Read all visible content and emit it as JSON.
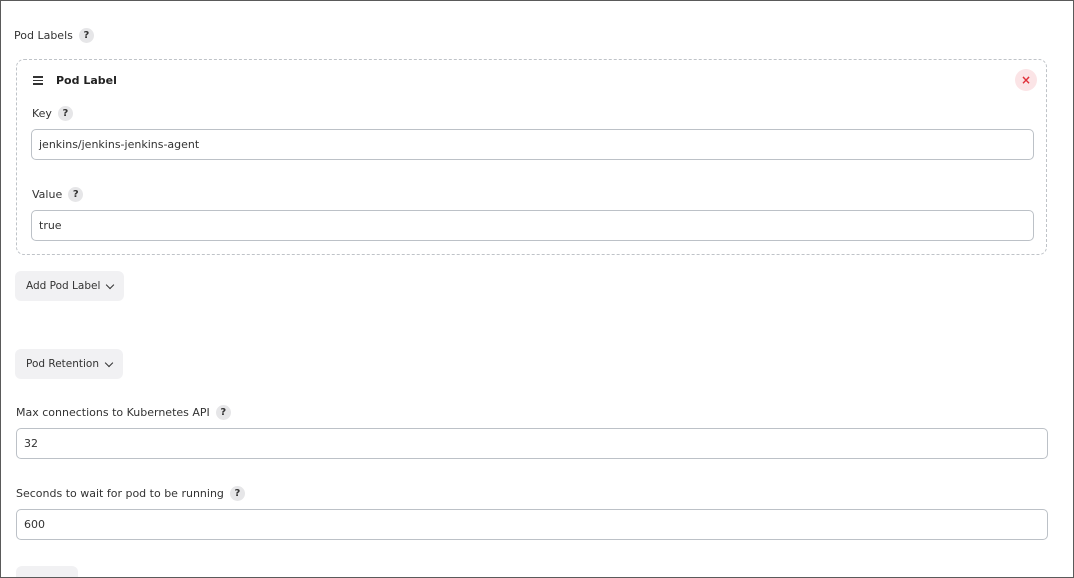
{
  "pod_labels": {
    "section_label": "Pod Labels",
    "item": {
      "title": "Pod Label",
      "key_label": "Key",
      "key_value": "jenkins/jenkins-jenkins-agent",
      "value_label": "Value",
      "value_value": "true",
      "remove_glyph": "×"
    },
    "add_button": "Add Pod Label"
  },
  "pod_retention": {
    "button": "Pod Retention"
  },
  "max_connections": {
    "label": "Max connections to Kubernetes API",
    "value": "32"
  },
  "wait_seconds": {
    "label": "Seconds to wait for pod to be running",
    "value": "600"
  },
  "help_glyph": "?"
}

____

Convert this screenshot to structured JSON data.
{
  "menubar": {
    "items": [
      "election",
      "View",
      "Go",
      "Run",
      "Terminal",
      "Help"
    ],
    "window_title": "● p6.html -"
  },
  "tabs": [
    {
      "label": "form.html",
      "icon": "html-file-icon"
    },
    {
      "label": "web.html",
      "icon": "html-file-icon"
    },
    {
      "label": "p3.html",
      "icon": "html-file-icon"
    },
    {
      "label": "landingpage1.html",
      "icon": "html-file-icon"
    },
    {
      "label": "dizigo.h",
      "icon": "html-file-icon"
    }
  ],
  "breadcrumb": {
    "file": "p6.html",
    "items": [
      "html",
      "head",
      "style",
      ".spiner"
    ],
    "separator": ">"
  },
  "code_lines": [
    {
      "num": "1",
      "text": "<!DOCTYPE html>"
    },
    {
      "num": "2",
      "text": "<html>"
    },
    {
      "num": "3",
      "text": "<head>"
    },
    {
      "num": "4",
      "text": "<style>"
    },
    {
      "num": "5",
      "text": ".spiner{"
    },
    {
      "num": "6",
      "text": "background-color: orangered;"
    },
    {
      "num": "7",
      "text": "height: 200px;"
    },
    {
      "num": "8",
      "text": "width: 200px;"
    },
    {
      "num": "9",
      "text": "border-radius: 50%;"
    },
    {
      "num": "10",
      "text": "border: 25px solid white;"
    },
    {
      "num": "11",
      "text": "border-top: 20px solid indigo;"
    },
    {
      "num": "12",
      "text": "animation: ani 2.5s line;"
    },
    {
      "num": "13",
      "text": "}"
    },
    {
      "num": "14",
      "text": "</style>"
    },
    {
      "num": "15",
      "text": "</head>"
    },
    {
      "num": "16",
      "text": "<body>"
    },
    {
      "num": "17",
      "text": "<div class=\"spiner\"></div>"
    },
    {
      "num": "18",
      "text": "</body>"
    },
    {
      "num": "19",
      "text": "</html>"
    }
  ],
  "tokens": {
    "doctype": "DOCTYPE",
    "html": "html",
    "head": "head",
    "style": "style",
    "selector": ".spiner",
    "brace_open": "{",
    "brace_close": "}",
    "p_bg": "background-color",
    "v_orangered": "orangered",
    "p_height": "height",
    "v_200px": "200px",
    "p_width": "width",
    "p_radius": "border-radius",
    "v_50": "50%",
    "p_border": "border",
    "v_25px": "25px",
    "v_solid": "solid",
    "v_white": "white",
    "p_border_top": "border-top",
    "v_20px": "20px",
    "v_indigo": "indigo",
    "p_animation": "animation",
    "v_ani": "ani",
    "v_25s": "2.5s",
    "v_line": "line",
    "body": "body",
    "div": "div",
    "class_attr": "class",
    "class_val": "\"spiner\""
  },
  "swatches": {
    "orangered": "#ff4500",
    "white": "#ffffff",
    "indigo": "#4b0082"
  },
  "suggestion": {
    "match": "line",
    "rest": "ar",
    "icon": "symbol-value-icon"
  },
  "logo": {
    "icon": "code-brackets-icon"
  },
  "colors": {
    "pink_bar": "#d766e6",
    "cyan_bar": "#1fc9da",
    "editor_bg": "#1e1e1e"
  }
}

____

▶ WRITTEN INSTRUCTION: Copy every line above that holds the word "spiner".

▶ CORRECT RESPONSE:
      ".spiner"
      "text": ".spiner{"
      "text": "<div class=\"spiner\"></div>"
    "selector": ".spiner",
    "class_val": "\"spiner\""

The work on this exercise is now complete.